# What to produce
Repeat the records below exactly as they appear.

* begin *

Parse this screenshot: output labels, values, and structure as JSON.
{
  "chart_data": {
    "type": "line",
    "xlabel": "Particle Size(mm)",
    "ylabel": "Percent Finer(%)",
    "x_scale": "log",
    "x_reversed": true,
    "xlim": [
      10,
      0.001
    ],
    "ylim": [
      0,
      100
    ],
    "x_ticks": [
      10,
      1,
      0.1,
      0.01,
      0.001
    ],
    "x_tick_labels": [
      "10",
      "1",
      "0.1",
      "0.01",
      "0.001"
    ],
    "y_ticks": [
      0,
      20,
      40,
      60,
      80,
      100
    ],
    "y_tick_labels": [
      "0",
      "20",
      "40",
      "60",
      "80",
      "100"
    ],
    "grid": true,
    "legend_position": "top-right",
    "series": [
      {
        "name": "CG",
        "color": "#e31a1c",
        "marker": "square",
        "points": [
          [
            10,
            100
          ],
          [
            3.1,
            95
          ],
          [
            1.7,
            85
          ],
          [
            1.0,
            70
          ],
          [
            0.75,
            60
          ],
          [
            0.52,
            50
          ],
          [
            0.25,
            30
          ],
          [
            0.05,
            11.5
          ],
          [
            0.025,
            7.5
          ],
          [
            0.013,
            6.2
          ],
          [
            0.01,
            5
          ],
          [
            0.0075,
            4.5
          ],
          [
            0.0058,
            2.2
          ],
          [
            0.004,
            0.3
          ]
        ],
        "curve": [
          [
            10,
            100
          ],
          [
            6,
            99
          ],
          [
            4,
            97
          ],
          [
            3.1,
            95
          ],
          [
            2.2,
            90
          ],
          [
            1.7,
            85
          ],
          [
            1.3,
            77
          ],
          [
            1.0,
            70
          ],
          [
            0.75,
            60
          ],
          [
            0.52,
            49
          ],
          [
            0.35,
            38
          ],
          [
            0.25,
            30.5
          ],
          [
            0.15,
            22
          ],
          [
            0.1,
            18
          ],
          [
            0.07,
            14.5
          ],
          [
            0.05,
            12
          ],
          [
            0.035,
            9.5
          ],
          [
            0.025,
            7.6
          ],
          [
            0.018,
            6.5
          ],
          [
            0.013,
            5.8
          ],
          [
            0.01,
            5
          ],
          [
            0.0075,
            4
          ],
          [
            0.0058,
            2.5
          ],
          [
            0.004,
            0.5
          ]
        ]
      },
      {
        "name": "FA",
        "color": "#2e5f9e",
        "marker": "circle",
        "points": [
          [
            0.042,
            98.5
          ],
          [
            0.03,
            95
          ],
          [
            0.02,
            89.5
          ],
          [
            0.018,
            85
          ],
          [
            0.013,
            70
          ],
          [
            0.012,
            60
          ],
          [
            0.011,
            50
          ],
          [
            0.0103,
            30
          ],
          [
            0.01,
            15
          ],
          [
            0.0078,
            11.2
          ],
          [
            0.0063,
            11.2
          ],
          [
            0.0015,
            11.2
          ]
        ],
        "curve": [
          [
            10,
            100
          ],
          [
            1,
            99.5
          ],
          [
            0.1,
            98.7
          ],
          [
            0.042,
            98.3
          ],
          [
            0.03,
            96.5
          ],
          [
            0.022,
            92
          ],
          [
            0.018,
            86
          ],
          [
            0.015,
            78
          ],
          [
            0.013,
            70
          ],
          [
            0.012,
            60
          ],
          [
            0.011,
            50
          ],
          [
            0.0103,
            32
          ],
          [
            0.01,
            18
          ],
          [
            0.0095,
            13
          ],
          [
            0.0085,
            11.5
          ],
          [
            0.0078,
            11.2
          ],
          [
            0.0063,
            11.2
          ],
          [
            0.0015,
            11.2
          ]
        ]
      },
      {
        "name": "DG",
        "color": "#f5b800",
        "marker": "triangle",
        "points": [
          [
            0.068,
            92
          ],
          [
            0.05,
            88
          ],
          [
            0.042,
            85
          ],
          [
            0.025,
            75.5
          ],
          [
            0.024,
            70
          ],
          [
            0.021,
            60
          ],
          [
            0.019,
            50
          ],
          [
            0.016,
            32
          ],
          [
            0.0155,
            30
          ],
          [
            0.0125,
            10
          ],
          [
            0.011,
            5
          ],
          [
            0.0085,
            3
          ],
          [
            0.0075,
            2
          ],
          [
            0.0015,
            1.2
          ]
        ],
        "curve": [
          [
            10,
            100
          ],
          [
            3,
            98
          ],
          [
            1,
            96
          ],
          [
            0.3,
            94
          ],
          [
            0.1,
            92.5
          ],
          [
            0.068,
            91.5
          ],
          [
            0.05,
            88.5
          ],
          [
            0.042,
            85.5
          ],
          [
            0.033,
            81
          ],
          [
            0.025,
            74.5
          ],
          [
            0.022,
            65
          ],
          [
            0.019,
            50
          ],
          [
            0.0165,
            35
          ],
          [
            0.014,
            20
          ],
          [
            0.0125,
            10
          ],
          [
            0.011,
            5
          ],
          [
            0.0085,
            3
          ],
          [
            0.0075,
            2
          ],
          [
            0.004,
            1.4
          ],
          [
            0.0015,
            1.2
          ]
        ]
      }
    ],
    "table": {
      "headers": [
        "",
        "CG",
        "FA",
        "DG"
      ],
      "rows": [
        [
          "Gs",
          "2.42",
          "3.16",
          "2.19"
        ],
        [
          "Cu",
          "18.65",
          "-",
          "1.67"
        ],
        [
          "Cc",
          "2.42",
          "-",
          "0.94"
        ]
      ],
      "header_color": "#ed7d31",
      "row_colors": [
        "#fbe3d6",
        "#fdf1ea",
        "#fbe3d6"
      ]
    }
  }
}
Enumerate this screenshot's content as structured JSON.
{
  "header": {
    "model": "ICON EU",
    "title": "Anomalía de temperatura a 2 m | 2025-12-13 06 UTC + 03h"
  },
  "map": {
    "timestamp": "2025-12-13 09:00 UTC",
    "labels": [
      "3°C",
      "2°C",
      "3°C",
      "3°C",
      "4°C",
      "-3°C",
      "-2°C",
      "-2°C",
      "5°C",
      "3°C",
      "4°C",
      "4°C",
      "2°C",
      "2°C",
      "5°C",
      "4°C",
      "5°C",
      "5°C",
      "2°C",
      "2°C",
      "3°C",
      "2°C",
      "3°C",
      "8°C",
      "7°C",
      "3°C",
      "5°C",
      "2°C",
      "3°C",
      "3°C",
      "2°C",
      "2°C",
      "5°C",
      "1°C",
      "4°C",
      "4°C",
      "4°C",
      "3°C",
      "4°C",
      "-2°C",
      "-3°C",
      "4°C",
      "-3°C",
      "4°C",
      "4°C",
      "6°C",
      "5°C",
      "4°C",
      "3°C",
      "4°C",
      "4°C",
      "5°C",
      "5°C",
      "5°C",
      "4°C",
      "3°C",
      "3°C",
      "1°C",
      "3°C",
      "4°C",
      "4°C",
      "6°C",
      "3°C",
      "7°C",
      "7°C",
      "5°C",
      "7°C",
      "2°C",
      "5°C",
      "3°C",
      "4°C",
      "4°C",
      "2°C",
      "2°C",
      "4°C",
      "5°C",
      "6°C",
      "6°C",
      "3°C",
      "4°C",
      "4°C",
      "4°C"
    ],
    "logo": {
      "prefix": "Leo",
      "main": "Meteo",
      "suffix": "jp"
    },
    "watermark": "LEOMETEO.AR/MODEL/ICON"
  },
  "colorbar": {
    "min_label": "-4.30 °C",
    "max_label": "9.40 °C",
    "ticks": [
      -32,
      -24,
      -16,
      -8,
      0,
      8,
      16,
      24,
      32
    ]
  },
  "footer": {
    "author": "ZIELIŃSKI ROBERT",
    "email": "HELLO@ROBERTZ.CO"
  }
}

* end *

# Task response
Parse this screenshot: output labels, values, and structure as JSON.
{
  "chart_data": {
    "type": "line",
    "xlabel": "Particle Size(mm)",
    "ylabel": "Percent Finer(%)",
    "x_scale": "log",
    "x_reversed": true,
    "xlim": [
      10,
      0.001
    ],
    "ylim": [
      0,
      100
    ],
    "x_ticks": [
      10,
      1,
      0.1,
      0.01,
      0.001
    ],
    "x_tick_labels": [
      "10",
      "1",
      "0.1",
      "0.01",
      "0.001"
    ],
    "y_ticks": [
      0,
      20,
      40,
      60,
      80,
      100
    ],
    "y_tick_labels": [
      "0",
      "20",
      "40",
      "60",
      "80",
      "100"
    ],
    "grid": true,
    "legend_position": "top-right",
    "series": [
      {
        "name": "CG",
        "color": "#e31a1c",
        "marker": "square",
        "points": [
          [
            10,
            100
          ],
          [
            3.1,
            95
          ],
          [
            1.7,
            85
          ],
          [
            1.0,
            70
          ],
          [
            0.75,
            60
          ],
          [
            0.52,
            50
          ],
          [
            0.25,
            30
          ],
          [
            0.05,
            11.5
          ],
          [
            0.025,
            7.5
          ],
          [
            0.013,
            6.2
          ],
          [
            0.01,
            5
          ],
          [
            0.0075,
            4.5
          ],
          [
            0.0058,
            2.2
          ],
          [
            0.004,
            0.3
          ]
        ],
        "curve": [
          [
            10,
            100
          ],
          [
            6,
            99
          ],
          [
            4,
            97
          ],
          [
            3.1,
            95
          ],
          [
            2.2,
            90
          ],
          [
            1.7,
            85
          ],
          [
            1.3,
            77
          ],
          [
            1.0,
            70
          ],
          [
            0.75,
            60
          ],
          [
            0.52,
            49
          ],
          [
            0.35,
            38
          ],
          [
            0.25,
            30.5
          ],
          [
            0.15,
            22
          ],
          [
            0.1,
            18
          ],
          [
            0.07,
            14.5
          ],
          [
            0.05,
            12
          ],
          [
            0.035,
            9.5
          ],
          [
            0.025,
            7.6
          ],
          [
            0.018,
            6.5
          ],
          [
            0.013,
            5.8
          ],
          [
            0.01,
            5
          ],
          [
            0.0075,
            4
          ],
          [
            0.0058,
            2.5
          ],
          [
            0.004,
            0.5
          ]
        ]
      },
      {
        "name": "FA",
        "color": "#2e5f9e",
        "marker": "circle",
        "points": [
          [
            0.042,
            98.5
          ],
          [
            0.03,
            95
          ],
          [
            0.02,
            89.5
          ],
          [
            0.018,
            85
          ],
          [
            0.013,
            70
          ],
          [
            0.012,
            60
          ],
          [
            0.011,
            50
          ],
          [
            0.0103,
            30
          ],
          [
            0.01,
            15
          ],
          [
            0.0078,
            11.2
          ],
          [
            0.0063,
            11.2
          ],
          [
            0.0015,
            11.2
          ]
        ],
        "curve": [
          [
            10,
            100
          ],
          [
            1,
            99.5
          ],
          [
            0.1,
            98.7
          ],
          [
            0.042,
            98.3
          ],
          [
            0.03,
            96.5
          ],
          [
            0.022,
            92
          ],
          [
            0.018,
            86
          ],
          [
            0.015,
            78
          ],
          [
            0.013,
            70
          ],
          [
            0.012,
            60
          ],
          [
            0.011,
            50
          ],
          [
            0.0103,
            32
          ],
          [
            0.01,
            18
          ],
          [
            0.0095,
            13
          ],
          [
            0.0085,
            11.5
          ],
          [
            0.0078,
            11.2
          ],
          [
            0.0063,
            11.2
          ],
          [
            0.0015,
            11.2
          ]
        ]
      },
      {
        "name": "DG",
        "color": "#f5b800",
        "marker": "triangle",
        "points": [
          [
            0.068,
            92
          ],
          [
            0.05,
            88
          ],
          [
            0.042,
            85
          ],
          [
            0.025,
            75.5
          ],
          [
            0.024,
            70
          ],
          [
            0.021,
            60
          ],
          [
            0.019,
            50
          ],
          [
            0.016,
            32
          ],
          [
            0.0155,
            30
          ],
          [
            0.0125,
            10
          ],
          [
            0.011,
            5
          ],
          [
            0.0085,
            3
          ],
          [
            0.0075,
            2
          ],
          [
            0.0015,
            1.2
          ]
        ],
        "curve": [
          [
            10,
            100
          ],
          [
            3,
            98
          ],
          [
            1,
            96
          ],
          [
            0.3,
            94
          ],
          [
            0.1,
            92.5
          ],
          [
            0.068,
            91.5
          ],
          [
            0.05,
            88.5
          ],
          [
            0.042,
            85.5
          ],
          [
            0.033,
            81
          ],
          [
            0.025,
            74.5
          ],
          [
            0.022,
            65
          ],
          [
            0.019,
            50
          ],
          [
            0.0165,
            35
          ],
          [
            0.014,
            20
          ],
          [
            0.0125,
            10
          ],
          [
            0.011,
            5
          ],
          [
            0.0085,
            3
          ],
          [
            0.0075,
            2
          ],
          [
            0.004,
            1.4
          ],
          [
            0.0015,
            1.2
          ]
        ]
      }
    ],
    "table": {
      "headers": [
        "",
        "CG",
        "FA",
        "DG"
      ],
      "rows": [
        [
          "Gs",
          "2.42",
          "3.16",
          "2.19"
        ],
        [
          "Cu",
          "18.65",
          "-",
          "1.67"
        ],
        [
          "Cc",
          "2.42",
          "-",
          "0.94"
        ]
      ],
      "header_color": "#ed7d31",
      "row_colors": [
        "#fbe3d6",
        "#fdf1ea",
        "#fbe3d6"
      ]
    }
  }
}
Enumerate this screenshot's content as structured JSON.
{
  "header": {
    "model": "ICON EU",
    "title": "Anomalía de temperatura a 2 m | 2025-12-13 06 UTC + 03h"
  },
  "map": {
    "timestamp": "2025-12-13 09:00 UTC",
    "labels": [
      "3°C",
      "2°C",
      "3°C",
      "3°C",
      "4°C",
      "-3°C",
      "-2°C",
      "-2°C",
      "5°C",
      "3°C",
      "4°C",
      "4°C",
      "2°C",
      "2°C",
      "5°C",
      "4°C",
      "5°C",
      "5°C",
      "2°C",
      "2°C",
      "3°C",
      "2°C",
      "3°C",
      "8°C",
      "7°C",
      "3°C",
      "5°C",
      "2°C",
      "3°C",
      "3°C",
      "2°C",
      "2°C",
      "5°C",
      "1°C",
      "4°C",
      "4°C",
      "4°C",
      "3°C",
      "4°C",
      "-2°C",
      "-3°C",
      "4°C",
      "-3°C",
      "4°C",
      "4°C",
      "6°C",
      "5°C",
      "4°C",
      "3°C",
      "4°C",
      "4°C",
      "5°C",
      "5°C",
      "5°C",
      "4°C",
      "3°C",
      "3°C",
      "1°C",
      "3°C",
      "4°C",
      "4°C",
      "6°C",
      "3°C",
      "7°C",
      "7°C",
      "5°C",
      "7°C",
      "2°C",
      "5°C",
      "3°C",
      "4°C",
      "4°C",
      "2°C",
      "2°C",
      "4°C",
      "5°C",
      "6°C",
      "6°C",
      "3°C",
      "4°C",
      "4°C",
      "4°C"
    ],
    "logo": {
      "prefix": "Leo",
      "main": "Meteo",
      "suffix": "jp"
    },
    "watermark": "LEOMETEO.AR/MODEL/ICON"
  },
  "colorbar": {
    "min_label": "-4.30 °C",
    "max_label": "9.40 °C",
    "ticks": [
      -32,
      -24,
      -16,
      -8,
      0,
      8,
      16,
      24,
      32
    ]
  },
  "footer": {
    "author": "ZIELIŃSKI ROBERT",
    "email": "HELLO@ROBERTZ.CO"
  }
}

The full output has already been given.